Using the listing below, report all lines holding the word "amount".

Given data -
= = = =

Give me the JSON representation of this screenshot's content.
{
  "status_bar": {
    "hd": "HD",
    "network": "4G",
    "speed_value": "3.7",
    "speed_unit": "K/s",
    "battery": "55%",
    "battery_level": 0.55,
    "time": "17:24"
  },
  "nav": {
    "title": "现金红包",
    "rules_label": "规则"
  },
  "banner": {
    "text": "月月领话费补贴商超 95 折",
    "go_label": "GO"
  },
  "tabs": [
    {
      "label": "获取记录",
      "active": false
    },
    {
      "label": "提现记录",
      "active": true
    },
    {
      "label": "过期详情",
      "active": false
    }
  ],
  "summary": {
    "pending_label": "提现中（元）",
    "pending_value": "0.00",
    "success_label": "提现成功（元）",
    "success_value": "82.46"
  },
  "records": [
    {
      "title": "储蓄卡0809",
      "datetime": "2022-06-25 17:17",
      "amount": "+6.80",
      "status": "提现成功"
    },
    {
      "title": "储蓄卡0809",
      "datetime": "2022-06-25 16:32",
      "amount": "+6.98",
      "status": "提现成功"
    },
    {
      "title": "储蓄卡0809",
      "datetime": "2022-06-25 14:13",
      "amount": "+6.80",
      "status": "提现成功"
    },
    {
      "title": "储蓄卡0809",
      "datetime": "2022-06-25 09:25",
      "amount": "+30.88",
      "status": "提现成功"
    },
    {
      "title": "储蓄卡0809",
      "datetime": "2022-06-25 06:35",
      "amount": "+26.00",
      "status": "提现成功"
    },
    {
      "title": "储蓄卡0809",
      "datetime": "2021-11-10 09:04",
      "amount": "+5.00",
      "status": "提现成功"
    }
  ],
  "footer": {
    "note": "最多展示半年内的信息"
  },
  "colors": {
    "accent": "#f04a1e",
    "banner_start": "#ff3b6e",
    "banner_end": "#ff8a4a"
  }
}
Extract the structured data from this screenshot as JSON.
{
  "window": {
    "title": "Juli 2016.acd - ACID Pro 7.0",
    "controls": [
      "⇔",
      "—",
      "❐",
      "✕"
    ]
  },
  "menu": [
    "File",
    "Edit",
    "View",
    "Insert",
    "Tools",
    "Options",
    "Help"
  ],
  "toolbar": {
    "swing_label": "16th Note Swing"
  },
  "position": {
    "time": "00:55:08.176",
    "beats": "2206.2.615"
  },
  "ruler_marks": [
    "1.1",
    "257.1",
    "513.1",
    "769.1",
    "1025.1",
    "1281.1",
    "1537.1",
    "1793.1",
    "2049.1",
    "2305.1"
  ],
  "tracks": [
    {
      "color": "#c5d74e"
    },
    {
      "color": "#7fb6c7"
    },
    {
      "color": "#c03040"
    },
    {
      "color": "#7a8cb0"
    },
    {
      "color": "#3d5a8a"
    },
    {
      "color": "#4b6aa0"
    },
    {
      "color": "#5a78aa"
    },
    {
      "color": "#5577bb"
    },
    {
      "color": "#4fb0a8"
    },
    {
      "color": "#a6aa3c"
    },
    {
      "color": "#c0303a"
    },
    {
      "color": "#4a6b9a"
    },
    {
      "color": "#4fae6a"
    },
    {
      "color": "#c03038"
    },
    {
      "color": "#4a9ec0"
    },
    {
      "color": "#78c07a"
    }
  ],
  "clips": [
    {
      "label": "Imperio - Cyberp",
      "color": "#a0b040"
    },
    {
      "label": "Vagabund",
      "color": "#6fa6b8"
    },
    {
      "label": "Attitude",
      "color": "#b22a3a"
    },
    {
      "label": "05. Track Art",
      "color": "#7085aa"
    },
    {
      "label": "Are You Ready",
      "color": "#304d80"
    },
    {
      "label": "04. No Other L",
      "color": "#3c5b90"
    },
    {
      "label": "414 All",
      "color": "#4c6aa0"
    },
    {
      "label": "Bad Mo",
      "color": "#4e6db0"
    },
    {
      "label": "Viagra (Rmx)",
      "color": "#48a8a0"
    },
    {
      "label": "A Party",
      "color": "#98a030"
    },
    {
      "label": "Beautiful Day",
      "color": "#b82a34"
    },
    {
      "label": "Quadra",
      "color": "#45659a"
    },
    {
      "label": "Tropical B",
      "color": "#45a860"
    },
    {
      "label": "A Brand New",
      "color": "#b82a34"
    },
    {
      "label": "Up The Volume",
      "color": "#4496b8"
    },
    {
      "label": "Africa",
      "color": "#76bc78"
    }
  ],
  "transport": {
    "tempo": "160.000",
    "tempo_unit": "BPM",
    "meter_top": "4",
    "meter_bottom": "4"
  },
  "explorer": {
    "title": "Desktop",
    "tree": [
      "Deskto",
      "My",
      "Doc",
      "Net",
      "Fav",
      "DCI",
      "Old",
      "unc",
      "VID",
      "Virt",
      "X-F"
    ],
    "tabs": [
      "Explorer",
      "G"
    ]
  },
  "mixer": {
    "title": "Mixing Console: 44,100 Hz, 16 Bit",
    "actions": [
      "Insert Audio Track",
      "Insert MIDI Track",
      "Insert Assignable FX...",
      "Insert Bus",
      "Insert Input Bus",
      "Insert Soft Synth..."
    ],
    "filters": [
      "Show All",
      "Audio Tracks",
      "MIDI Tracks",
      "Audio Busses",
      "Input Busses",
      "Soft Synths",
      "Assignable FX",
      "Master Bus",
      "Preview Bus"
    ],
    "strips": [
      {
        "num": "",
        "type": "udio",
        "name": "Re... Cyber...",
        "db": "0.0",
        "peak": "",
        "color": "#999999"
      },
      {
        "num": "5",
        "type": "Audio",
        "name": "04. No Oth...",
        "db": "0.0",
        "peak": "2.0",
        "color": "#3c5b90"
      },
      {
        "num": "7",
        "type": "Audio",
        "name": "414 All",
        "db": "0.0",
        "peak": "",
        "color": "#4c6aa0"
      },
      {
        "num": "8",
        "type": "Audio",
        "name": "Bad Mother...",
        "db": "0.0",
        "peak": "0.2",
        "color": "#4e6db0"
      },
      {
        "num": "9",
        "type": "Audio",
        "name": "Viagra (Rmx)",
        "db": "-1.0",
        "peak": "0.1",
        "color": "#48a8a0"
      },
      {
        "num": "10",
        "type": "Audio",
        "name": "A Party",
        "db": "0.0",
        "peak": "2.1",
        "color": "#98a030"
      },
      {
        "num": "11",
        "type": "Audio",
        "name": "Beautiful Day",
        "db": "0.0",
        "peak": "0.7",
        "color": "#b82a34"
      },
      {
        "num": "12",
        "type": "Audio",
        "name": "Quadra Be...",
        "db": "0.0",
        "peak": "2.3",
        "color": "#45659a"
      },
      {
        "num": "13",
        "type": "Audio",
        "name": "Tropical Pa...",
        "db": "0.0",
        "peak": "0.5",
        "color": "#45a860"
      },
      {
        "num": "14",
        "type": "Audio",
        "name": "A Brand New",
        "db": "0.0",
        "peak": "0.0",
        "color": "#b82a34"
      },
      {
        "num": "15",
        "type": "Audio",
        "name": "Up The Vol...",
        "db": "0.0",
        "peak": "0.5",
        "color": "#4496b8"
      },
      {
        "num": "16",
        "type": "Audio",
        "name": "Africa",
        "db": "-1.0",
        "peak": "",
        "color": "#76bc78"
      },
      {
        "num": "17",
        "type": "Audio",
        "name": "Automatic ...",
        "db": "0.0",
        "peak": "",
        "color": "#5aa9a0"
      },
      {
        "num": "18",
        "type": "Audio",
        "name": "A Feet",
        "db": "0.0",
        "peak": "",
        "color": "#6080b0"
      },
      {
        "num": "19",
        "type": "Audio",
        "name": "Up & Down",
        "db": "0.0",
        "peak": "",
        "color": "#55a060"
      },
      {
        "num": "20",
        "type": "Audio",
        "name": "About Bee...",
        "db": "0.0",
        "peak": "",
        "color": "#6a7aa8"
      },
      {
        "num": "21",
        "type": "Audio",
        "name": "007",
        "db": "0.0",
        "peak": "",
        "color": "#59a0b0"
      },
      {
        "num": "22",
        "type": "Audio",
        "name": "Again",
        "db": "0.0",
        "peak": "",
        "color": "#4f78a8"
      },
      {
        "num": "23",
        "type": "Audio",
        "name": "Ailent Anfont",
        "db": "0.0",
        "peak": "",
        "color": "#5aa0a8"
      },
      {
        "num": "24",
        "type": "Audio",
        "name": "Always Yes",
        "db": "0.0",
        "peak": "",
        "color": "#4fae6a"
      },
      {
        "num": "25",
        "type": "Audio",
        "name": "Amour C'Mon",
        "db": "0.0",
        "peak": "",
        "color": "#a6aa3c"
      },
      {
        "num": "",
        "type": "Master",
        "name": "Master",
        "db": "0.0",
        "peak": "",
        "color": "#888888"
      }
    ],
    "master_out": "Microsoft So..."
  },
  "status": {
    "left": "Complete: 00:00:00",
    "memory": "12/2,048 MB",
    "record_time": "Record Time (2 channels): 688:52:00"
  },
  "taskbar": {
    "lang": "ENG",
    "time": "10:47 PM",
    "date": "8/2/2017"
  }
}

= = = =

Finished exercise -
      "amount": "+6.80",
      "amount": "+6.98",
      "amount": "+6.80",
      "amount": "+30.88",
      "amount": "+26.00",
      "amount": "+5.00",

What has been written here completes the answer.